» **PROBLEM SET**
[1] In the post on sequestration and defense spending, why does the author say the super-committee's failure was to be expected? Answer in one to three sentences.
[2] List every item that, according to the sequestration post, the players complained would be hurt by possible cuts.
[3] From the sequestration post, reproduce the passage from "Recall for a" up to and including "in broader-based cuts.".

» **EXCERPTED PASSAGE**
==========

If This is What Sequestration Looks Like, No Wonder We Are Already Broke: Defense Spending Edition


Almost immediately after the Dems and Reps cut last year's debt-limit budget deal (a.k.a The Budget Control Act of 2011), all the players started carping about the draconian effects of possible cuts on subsidies to sugar and corn producers, cowboy poetry readings, and prescription drug plans for wealthy seniors. But most of the bitching and moaning centered around defense spending, which was going to be cut to the bone, right (never mind that defense spending rose 71 percent in real terms between 2001 and 2010)? If sequestration was allowed to happen, the Department of Defense was going to see about $600 billion cut from its budgets over the next 10 years.

Recall for a second the idiotic deal that was cut last year: For a $2 trillion increase in the debt ceiling, legislators agreed to about $900 billion in immediate spending cuts and pledged to cut another $1.2 trillion over the coming decade. Just to be fair, remember that we're talking about $1.2 trillion dollars taken out of a projected $44 trillion or so in spending. What kind of budget discipline is that? You get access to up to $2 trillion in exchange for spreading an equal amount of cuts (read: reductions in expected spending increases) over 10 years! The poison pill was the threat of "sequestration," or automatic cuts that would heavily target defense spending if a budget "super-committee" couldn't come up with the $1.2 trillion in broader-based cuts.

Well, needless to say, the super-commission punted, which is precisely what you should expect from a group comprising the same spendthrifts who needed to goose the debt-ceiling by $2 trillion. Sequestration will kick in come 2013 unless something magical happens. And by magical, I mean a compromise to raise taxes and cut other parts of the budget that haven't suffered through a 71 percent increase over the past decade.

==========

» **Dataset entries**
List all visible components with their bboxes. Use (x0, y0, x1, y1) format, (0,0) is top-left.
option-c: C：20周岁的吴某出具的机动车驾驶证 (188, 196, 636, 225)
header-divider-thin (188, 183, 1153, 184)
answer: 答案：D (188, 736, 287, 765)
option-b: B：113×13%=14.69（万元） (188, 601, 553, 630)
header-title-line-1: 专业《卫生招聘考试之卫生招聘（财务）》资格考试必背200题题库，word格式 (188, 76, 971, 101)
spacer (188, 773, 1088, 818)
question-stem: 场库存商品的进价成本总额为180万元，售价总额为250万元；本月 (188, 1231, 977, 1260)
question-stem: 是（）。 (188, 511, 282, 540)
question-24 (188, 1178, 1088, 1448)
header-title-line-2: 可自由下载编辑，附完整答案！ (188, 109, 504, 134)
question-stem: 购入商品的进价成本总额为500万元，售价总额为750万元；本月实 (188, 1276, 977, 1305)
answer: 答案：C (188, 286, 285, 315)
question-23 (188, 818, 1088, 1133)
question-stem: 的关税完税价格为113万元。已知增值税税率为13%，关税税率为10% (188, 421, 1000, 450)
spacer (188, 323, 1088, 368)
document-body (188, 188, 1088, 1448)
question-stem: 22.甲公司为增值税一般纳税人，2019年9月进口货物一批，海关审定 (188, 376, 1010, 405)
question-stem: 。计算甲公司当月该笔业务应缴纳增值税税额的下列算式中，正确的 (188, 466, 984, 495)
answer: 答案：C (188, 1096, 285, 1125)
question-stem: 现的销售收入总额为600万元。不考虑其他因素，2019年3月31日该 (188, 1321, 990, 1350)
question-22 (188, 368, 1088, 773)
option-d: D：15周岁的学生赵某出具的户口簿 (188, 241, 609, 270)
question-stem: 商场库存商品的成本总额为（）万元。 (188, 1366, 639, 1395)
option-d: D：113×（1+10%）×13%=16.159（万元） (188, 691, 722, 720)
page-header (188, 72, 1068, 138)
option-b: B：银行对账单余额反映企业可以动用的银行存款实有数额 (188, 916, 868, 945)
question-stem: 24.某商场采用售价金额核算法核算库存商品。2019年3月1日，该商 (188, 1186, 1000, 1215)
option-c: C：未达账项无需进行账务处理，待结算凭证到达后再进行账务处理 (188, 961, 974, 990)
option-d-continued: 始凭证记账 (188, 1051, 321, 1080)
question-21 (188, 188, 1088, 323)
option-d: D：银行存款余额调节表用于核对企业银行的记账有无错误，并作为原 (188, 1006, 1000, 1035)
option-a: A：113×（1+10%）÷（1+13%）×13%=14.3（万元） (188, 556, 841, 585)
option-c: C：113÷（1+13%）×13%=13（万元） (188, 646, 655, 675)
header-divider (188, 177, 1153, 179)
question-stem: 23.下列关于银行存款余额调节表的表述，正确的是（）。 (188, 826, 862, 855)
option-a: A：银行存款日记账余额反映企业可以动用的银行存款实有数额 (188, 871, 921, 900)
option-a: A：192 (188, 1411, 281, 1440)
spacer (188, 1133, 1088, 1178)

==========

» **COMPLETED EXERCISE**
[1] The author says the super-committee's punt was exactly what one should expect. The group was made up of the same spendthrifts who had needed to raise the debt ceiling by $2 trillion.

[2]
- Subsidies to sugar and corn producers
- Cowboy poetry readings
- Prescription drug plans for wealthy seniors
- Defense spending

[3]
Recall for a second the idiotic deal that was cut last year: For a $2 trillion increase in the debt ceiling, legislators agreed to about $900 billion in immediate spending cuts and pledged to cut another $1.2 trillion over the coming decade. Just to be fair, remember that we're talking about $1.2 trillion dollars taken out of a projected $44 trillion or so in spending. What kind of budget discipline is that? You get access to up to $2 trillion in exchange for spreading an equal amount of cuts (read: reductions in expected spending increases) over 10 years! The poison pill was the threat of "sequestration," or automatic cuts that would heavily target defense spending if a budget "super-committee" couldn't come up with the $1.2 trillion in broader-based cuts.